-- Your objective --
Locate every line in the records below that contains the word "color", and copy each one.

-- Records shown --
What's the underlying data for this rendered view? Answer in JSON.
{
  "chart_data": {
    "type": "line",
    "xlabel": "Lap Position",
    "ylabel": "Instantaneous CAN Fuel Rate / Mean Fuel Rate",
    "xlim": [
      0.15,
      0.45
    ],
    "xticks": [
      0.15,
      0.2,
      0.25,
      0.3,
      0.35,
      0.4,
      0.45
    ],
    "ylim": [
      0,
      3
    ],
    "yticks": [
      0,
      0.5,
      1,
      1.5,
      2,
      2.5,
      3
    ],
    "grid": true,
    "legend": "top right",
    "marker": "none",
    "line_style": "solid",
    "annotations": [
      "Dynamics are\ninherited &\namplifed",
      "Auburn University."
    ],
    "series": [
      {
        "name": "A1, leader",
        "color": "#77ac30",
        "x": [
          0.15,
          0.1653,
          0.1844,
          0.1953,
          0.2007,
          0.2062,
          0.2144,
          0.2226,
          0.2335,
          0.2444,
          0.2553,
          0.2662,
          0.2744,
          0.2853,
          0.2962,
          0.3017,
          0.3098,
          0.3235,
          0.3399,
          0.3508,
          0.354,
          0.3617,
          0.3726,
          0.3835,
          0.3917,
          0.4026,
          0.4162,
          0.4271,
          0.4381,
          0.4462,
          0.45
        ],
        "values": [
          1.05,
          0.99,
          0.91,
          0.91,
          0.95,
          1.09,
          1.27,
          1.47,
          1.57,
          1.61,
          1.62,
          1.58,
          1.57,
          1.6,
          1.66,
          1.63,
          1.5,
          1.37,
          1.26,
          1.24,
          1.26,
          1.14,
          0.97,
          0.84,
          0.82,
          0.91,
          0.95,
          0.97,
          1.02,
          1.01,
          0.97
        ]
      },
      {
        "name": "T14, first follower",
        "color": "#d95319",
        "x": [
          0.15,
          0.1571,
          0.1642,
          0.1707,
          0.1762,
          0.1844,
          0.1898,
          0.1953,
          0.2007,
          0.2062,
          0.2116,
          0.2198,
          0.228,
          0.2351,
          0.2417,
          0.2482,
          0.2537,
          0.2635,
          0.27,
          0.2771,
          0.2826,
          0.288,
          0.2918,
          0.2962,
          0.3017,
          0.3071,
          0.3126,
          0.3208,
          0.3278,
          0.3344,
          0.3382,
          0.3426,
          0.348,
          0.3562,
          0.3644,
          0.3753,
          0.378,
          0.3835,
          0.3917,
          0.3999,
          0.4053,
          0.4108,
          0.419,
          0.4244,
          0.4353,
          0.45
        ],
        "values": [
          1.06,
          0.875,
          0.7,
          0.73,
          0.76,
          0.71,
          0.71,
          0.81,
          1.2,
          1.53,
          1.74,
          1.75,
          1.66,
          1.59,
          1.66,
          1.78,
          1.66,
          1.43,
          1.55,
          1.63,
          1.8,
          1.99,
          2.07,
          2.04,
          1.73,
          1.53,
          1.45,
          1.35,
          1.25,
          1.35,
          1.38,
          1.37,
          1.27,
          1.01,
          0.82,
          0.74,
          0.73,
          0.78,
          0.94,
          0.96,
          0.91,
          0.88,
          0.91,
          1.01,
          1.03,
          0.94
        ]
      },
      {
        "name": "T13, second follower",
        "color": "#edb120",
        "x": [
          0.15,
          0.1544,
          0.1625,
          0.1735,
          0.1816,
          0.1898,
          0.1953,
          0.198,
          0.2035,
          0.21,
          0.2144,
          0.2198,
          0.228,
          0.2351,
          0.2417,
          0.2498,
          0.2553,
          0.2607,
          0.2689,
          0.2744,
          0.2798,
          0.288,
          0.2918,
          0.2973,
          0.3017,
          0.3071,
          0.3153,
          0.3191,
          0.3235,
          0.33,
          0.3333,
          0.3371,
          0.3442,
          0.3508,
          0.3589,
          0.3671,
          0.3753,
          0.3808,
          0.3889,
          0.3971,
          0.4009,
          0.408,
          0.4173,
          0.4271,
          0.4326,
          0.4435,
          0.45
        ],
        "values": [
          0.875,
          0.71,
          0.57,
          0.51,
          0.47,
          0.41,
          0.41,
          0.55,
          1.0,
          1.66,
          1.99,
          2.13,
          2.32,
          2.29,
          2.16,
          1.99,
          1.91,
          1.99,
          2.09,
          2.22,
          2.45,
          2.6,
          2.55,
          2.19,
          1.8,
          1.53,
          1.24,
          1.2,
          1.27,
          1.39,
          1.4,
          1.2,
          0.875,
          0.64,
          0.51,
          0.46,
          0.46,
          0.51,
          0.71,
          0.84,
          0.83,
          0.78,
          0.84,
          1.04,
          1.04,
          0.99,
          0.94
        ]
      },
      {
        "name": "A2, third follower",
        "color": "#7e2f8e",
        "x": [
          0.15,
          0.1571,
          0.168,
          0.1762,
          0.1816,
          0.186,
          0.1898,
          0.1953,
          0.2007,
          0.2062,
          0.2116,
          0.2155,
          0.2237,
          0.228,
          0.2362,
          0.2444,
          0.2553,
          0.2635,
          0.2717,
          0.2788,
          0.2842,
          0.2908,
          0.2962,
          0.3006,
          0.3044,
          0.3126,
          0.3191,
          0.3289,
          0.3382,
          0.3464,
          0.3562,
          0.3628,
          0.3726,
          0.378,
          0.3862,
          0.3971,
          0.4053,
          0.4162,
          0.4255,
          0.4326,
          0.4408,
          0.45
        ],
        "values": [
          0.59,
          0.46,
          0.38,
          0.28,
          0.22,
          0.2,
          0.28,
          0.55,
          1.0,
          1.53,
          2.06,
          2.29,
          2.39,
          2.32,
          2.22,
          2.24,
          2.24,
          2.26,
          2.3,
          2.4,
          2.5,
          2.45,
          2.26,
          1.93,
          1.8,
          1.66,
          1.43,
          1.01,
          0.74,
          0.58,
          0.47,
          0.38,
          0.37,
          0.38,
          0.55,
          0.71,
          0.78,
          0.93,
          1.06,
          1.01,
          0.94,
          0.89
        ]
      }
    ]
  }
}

-- Answer to the exercise --
        "color": "#77ac30",
        "color": "#d95319",
        "color": "#edb120",
        "color": "#7e2f8e",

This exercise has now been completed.